Nova Scotia·Eskasoni Community Bureau

Eskasoni elder bringing 'two-eyed seeing' into classrooms

Albert Marshall is sharing his wisdom as he works to incorporate Mi'kmaw knowledge into the public school system.

New Grade 12 course that incorporates Mi'kmaw principles will launch as a pilot program in 2023

Albert Marshall, 83, looks out at the Bras d’Or Lake from his home in Eskasoni, N.S. The Mi'kmaw elder's concept of ‘two-eyed seeing’ or etuaptmumk focuses on learning from multiple perspectives. (Erin Pottie/CBC)

This story is part of a series from CBC's Eskasoni Community Bureau, based out of the Sarah Denny Cultural Centre. This series comes from weeks of conversations with community members about what they feel is important to see, hear and read on CBC's platforms.

Albert Marshall has long believed in blending traditional Mi'kmaw knowledge with new ways of thinking. 

Sitting at his kitchen table in Eskasoni, N.S., the 83-year-old elder talked about his belief in seeing things from another person's perspective.

"Every action, or every phrase that you utter, your actions [must] be in harmony with nature and in harmony with people you're living with — because we're all related," said Marshall.

"We're all dependent on one another. You have to be responsible for your own actions, of your own being, since nature is sacred."

● DATA PROVIDED:

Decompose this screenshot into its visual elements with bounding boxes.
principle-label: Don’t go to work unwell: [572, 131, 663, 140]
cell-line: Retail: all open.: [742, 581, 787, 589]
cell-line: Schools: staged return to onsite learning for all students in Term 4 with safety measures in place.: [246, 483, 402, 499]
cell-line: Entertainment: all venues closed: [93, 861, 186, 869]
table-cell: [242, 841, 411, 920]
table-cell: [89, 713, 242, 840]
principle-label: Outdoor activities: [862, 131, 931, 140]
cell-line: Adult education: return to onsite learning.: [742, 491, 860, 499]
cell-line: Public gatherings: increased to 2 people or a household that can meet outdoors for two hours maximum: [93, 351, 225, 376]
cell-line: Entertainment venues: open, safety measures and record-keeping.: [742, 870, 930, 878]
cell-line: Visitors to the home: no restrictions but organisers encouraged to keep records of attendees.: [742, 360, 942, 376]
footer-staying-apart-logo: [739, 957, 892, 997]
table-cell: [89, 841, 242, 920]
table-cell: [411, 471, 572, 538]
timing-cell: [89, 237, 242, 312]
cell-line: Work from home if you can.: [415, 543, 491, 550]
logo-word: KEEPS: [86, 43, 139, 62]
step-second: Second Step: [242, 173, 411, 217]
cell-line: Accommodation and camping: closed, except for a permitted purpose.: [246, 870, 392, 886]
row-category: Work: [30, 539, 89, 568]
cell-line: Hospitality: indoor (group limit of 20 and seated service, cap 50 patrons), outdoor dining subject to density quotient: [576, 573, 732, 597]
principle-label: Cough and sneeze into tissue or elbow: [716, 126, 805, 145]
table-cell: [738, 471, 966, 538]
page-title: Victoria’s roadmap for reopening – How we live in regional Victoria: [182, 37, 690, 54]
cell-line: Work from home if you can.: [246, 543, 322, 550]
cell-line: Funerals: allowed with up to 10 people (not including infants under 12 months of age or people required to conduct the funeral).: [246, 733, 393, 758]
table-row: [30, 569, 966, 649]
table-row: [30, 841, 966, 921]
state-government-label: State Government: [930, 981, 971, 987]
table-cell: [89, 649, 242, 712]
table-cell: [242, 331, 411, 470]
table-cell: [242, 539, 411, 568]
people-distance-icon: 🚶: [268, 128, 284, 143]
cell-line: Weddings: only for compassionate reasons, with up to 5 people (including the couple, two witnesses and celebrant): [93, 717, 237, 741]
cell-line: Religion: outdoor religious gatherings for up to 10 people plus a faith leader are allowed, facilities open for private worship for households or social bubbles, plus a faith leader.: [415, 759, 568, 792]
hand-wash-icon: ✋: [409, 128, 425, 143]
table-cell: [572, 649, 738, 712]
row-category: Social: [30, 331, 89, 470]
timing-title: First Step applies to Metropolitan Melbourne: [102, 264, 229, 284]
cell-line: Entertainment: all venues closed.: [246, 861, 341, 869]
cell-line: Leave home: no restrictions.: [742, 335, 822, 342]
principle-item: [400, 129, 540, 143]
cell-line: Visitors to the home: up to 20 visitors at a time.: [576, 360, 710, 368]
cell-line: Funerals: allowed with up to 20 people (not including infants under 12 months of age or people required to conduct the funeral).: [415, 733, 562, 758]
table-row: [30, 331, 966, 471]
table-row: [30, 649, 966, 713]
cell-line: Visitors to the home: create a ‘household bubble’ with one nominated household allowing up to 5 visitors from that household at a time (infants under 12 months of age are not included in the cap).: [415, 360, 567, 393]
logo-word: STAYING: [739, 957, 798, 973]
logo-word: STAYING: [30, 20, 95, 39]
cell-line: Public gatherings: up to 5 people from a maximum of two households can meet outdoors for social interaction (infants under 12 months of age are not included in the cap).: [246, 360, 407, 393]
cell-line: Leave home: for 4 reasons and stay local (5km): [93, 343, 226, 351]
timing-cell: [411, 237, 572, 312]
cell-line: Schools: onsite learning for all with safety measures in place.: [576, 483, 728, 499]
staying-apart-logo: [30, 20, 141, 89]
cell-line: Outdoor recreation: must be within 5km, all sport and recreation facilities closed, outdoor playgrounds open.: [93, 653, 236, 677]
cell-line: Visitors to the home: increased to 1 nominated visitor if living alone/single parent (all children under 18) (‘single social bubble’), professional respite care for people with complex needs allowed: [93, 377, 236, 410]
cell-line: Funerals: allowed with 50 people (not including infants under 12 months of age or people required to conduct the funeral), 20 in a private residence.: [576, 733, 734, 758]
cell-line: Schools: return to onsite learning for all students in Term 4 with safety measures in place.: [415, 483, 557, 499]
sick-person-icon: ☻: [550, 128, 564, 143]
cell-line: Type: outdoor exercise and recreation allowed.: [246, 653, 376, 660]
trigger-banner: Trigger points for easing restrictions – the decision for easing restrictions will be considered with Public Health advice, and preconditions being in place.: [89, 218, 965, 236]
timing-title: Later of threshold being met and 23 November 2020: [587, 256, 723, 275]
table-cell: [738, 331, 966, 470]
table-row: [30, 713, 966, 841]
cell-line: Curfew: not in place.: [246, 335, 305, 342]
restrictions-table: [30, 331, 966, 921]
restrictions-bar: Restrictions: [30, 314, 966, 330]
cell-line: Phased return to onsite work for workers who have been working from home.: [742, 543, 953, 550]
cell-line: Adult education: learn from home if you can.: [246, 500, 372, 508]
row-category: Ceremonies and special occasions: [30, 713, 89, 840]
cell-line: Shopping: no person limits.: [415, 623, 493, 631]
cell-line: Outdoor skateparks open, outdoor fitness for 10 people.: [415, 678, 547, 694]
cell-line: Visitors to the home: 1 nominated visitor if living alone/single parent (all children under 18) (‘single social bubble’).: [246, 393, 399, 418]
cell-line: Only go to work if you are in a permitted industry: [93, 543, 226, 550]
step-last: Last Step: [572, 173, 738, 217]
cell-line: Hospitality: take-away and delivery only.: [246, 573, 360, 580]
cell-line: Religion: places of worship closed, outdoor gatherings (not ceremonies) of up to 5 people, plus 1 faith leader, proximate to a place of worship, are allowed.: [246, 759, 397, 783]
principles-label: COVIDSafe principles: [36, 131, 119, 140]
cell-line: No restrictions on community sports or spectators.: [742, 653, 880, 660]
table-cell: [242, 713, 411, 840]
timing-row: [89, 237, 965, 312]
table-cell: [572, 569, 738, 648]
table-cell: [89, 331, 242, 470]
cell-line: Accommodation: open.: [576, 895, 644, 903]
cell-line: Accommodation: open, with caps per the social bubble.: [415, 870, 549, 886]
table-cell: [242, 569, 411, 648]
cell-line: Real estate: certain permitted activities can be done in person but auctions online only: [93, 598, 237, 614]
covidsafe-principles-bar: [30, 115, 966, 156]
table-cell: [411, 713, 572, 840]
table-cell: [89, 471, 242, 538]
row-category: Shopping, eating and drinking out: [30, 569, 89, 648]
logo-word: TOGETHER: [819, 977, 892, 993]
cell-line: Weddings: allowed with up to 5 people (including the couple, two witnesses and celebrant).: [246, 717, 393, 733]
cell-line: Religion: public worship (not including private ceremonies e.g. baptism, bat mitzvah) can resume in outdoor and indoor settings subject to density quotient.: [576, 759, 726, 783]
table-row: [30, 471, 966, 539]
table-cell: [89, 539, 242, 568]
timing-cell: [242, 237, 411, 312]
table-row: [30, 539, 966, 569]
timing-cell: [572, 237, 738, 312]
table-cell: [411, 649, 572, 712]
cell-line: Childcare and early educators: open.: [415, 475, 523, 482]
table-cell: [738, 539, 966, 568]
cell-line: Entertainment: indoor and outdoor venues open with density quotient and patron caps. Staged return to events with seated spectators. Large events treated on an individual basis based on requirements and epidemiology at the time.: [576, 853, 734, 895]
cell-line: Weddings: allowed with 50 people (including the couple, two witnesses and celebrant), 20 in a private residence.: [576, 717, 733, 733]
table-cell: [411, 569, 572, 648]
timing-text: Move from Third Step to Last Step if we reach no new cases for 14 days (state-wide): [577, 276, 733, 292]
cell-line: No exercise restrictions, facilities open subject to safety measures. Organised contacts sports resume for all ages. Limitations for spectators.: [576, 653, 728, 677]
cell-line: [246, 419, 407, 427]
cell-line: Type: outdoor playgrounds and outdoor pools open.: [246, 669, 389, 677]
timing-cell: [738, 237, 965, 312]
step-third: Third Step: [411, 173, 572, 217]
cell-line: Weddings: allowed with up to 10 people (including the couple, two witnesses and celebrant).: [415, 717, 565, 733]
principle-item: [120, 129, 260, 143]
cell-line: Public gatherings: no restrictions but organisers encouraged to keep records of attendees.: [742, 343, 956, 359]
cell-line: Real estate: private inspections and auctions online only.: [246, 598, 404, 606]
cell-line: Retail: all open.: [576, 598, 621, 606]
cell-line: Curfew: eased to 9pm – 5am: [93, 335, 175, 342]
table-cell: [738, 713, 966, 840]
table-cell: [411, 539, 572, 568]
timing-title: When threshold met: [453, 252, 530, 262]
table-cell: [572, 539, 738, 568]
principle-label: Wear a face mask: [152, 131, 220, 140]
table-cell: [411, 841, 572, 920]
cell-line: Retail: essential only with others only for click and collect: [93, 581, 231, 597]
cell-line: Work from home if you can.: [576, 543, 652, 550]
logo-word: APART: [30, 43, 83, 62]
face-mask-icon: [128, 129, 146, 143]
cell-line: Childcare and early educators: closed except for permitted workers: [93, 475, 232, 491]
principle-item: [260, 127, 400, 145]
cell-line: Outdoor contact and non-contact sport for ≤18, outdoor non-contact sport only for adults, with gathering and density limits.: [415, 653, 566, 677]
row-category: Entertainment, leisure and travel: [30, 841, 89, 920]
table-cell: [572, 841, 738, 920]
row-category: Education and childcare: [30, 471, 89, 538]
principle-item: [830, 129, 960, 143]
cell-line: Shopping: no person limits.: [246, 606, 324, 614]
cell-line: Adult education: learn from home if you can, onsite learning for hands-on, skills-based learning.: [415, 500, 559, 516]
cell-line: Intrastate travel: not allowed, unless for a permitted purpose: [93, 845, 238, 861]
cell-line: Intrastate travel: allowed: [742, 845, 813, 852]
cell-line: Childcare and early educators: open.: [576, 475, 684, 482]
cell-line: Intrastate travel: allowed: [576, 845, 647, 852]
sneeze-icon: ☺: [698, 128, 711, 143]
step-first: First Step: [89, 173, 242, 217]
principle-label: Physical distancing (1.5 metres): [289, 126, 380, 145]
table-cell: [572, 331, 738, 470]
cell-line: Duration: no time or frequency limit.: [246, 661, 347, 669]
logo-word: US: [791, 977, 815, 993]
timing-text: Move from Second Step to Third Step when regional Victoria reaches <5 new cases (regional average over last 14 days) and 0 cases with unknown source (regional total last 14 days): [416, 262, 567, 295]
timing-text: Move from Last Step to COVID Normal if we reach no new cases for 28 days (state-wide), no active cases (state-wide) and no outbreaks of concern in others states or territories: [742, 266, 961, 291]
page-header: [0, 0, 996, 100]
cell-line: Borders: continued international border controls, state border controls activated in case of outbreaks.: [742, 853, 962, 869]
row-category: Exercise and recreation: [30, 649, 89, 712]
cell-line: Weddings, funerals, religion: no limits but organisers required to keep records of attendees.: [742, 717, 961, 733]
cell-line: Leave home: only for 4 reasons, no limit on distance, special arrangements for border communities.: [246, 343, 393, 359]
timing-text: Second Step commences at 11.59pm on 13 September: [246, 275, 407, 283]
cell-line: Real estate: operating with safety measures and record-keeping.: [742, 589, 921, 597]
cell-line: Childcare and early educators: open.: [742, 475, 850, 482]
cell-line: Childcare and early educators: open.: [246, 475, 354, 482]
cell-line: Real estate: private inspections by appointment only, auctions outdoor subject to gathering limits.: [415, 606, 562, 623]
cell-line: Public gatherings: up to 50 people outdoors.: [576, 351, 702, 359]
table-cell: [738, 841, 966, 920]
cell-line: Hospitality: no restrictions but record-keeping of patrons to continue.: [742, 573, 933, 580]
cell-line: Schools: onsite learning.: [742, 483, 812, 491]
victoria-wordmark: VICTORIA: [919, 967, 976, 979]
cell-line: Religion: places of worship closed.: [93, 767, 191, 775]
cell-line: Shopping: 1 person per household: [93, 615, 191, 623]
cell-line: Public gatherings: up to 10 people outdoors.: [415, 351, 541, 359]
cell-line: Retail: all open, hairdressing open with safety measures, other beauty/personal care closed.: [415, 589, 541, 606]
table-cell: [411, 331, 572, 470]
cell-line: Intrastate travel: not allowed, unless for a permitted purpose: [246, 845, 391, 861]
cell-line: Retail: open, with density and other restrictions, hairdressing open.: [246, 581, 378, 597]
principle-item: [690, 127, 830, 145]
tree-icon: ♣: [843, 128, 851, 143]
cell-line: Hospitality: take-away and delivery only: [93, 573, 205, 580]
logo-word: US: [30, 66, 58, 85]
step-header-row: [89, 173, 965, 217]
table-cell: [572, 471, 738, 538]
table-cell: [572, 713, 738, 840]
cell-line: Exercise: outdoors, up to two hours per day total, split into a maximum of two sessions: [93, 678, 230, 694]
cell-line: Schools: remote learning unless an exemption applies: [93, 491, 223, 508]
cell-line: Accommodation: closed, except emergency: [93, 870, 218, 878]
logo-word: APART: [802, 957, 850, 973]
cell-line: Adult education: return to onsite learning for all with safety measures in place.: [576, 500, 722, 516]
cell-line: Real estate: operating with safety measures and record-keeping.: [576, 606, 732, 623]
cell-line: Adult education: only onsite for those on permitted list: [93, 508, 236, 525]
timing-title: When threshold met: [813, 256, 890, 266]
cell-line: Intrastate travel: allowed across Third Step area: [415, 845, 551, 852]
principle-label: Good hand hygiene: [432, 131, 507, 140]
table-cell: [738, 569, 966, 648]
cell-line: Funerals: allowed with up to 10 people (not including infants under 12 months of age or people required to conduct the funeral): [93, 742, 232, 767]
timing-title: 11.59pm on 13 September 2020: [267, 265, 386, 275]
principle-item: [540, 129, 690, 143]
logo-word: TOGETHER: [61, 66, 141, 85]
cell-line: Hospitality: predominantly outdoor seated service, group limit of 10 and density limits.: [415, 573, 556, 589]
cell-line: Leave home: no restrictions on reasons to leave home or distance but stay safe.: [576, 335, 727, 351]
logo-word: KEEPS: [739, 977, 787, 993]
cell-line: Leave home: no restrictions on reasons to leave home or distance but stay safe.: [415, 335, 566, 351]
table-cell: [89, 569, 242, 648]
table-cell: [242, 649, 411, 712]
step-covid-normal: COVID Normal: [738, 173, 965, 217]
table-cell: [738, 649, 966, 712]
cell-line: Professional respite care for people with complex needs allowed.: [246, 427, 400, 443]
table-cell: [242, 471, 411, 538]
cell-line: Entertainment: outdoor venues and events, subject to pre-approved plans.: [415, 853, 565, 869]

● EXERCISE DESCRIPTION:
Retype the stretch from "Albert Marshall has" through "another person's perspective." in the article on Albert Marshall and two-eyed seeing, keeping every word and punctuation mark as it appears.

● SOLUTION:
Albert Marshall has long believed in blending traditional Mi'kmaw knowledge with new ways of thinking. 

Sitting at his kitchen table in Eskasoni, N.S., the 83-year-old elder talked about his belief in seeing things from another person's perspective.